▶ [Directions]: Set out every line bearing the string "true".

[Stored items from a collection]
━━━━━━━━━━━━━━━━━━━━━━━━━━━━━━
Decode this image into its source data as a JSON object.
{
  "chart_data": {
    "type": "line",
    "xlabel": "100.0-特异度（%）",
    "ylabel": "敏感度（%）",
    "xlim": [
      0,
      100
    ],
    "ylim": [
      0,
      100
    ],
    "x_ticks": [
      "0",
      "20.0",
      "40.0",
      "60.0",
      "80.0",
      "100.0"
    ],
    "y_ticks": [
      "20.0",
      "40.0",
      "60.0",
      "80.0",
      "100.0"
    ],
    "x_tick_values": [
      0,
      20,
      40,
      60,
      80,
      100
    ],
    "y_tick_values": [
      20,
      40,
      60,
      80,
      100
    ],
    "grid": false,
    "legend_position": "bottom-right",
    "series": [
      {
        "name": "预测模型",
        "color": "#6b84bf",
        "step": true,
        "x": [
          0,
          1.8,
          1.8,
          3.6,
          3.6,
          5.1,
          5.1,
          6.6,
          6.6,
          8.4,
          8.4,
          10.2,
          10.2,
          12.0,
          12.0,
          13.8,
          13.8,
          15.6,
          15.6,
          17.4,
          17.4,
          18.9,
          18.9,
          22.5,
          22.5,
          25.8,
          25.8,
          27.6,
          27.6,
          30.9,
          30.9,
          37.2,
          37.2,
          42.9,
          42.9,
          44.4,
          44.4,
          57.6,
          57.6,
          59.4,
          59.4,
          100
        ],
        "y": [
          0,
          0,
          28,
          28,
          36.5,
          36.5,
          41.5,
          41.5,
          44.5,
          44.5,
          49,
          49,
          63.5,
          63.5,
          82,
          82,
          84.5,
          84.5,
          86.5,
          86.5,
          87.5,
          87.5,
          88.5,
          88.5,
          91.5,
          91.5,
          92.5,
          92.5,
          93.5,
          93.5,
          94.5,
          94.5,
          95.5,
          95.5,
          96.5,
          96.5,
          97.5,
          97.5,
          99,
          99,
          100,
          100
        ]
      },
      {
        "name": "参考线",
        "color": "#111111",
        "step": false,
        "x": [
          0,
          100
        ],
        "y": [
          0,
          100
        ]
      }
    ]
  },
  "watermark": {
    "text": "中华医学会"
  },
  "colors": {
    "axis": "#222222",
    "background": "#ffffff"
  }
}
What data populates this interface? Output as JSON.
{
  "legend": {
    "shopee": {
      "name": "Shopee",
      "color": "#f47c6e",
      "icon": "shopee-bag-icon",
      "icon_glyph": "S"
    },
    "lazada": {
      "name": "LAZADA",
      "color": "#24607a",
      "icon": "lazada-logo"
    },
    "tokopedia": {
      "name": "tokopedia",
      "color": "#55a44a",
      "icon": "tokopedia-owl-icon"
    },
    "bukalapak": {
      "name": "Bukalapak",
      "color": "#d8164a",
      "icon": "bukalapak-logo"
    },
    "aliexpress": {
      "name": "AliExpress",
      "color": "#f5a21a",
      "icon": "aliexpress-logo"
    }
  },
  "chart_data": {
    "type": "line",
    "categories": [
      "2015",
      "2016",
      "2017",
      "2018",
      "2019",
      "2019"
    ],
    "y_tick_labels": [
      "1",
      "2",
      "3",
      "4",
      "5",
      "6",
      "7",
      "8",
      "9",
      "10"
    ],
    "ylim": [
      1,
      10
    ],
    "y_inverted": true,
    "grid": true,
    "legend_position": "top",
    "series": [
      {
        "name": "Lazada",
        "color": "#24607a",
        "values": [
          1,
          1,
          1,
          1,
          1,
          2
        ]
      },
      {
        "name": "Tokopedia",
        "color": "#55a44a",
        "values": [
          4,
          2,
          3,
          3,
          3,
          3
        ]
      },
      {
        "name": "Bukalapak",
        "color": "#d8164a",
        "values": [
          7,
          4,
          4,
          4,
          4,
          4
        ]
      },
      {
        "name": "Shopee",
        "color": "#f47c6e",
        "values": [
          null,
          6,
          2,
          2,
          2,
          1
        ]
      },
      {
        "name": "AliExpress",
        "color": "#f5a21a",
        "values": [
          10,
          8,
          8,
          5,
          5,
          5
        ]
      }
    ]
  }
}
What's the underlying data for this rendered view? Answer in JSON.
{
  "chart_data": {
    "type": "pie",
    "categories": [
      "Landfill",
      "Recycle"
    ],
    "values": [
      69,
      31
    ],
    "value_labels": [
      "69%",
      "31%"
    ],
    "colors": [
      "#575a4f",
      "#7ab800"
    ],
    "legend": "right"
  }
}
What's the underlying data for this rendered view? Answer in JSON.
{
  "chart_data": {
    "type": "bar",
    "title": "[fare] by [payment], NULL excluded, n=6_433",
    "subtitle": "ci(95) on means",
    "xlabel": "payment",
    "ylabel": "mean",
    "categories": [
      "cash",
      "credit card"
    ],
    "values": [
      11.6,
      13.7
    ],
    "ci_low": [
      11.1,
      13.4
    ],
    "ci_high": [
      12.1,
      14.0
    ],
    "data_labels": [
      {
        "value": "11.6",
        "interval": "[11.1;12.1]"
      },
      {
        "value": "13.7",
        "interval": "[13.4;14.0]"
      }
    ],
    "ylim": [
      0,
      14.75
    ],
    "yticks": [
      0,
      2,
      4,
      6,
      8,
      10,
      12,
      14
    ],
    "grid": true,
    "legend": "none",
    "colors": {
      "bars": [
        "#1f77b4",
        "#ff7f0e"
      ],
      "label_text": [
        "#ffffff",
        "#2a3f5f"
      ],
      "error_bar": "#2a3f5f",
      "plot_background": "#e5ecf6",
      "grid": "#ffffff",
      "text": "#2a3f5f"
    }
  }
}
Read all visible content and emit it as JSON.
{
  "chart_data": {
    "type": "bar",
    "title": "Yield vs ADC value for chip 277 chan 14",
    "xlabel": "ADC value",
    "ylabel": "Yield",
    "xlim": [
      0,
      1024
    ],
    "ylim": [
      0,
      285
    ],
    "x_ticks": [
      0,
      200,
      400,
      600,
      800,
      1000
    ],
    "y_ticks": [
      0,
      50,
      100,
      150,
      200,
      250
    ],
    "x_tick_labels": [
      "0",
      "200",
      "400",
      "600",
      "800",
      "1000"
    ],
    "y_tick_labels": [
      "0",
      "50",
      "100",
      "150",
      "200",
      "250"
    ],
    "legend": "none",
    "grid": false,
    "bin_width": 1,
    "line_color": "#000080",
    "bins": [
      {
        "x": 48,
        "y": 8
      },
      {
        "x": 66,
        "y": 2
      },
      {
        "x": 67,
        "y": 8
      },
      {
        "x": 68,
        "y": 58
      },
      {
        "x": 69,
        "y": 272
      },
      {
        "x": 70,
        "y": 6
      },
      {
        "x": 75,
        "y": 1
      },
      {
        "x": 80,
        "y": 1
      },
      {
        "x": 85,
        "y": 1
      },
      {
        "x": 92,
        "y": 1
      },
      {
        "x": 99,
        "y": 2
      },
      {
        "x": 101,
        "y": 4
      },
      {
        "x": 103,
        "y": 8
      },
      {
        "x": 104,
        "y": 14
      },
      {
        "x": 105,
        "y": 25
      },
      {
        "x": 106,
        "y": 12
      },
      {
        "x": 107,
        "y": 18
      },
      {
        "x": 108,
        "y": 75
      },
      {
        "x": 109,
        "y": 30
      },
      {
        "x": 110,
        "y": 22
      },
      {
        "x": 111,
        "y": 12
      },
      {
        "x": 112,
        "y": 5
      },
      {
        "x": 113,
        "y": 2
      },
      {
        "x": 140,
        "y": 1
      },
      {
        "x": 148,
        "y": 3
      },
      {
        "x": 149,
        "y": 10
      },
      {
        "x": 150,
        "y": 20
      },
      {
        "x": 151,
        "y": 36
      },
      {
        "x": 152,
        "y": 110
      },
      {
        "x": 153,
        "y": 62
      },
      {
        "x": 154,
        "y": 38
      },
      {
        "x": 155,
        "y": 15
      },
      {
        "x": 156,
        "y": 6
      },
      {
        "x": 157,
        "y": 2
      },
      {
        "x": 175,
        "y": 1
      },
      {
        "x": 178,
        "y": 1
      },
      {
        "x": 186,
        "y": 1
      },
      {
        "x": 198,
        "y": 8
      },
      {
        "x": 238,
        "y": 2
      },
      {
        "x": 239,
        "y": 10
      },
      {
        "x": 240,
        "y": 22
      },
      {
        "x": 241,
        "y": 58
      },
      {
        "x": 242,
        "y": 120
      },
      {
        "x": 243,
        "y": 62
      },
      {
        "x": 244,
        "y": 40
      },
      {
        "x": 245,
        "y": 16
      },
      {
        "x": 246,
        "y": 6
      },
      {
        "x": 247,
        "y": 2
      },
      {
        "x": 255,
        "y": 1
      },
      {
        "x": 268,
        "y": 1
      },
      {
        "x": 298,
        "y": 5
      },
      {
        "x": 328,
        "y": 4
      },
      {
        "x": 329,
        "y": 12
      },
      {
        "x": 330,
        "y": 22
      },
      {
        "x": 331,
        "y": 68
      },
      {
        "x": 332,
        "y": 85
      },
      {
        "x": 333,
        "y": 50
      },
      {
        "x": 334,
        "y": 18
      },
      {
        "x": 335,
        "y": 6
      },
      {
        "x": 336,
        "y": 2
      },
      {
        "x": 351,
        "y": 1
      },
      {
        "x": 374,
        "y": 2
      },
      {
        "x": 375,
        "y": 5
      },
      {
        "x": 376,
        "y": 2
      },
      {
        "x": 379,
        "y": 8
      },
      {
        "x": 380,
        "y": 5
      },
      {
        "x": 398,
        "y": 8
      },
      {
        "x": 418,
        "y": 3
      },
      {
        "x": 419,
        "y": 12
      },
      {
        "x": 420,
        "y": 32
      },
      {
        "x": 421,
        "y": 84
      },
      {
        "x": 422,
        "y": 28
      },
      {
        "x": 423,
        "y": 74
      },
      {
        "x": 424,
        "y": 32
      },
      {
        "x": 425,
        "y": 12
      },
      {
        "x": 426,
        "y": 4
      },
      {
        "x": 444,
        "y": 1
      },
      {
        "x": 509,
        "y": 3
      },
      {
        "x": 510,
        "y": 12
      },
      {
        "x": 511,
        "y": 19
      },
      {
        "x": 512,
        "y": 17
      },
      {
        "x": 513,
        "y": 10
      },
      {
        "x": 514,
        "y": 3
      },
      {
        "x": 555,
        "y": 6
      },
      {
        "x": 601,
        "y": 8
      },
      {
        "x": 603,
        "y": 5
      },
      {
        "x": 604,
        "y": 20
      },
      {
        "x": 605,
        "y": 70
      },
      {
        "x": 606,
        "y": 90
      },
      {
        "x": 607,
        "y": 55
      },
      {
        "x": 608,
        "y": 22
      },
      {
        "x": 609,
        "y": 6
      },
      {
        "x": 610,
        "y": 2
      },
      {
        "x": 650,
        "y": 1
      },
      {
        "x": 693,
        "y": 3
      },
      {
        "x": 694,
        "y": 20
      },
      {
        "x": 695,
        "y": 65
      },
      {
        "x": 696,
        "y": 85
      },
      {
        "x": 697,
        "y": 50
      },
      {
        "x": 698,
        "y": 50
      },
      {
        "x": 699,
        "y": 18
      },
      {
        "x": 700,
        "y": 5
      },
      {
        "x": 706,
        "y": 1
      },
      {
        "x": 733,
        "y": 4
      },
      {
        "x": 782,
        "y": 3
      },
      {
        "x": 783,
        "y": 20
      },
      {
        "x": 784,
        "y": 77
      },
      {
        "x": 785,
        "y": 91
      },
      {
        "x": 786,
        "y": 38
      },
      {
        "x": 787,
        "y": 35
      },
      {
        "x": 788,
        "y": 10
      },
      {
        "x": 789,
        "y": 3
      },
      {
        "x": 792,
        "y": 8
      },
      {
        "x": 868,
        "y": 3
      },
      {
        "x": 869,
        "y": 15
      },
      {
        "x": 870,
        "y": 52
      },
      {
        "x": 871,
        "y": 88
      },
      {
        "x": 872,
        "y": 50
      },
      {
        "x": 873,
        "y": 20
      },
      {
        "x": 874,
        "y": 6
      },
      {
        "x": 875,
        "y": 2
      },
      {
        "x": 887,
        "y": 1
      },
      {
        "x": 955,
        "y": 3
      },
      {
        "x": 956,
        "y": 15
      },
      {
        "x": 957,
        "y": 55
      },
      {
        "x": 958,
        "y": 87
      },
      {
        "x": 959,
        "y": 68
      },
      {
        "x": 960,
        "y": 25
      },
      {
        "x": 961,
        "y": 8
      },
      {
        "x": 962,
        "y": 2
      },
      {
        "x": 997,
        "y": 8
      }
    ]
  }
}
━━━━━━━━━━━━━━━━━━━━━━━━━━━━━━
▶ [Exercise answer]:
        "step": true,
    "y_inverted": true,
    "grid": true,
    "grid": true,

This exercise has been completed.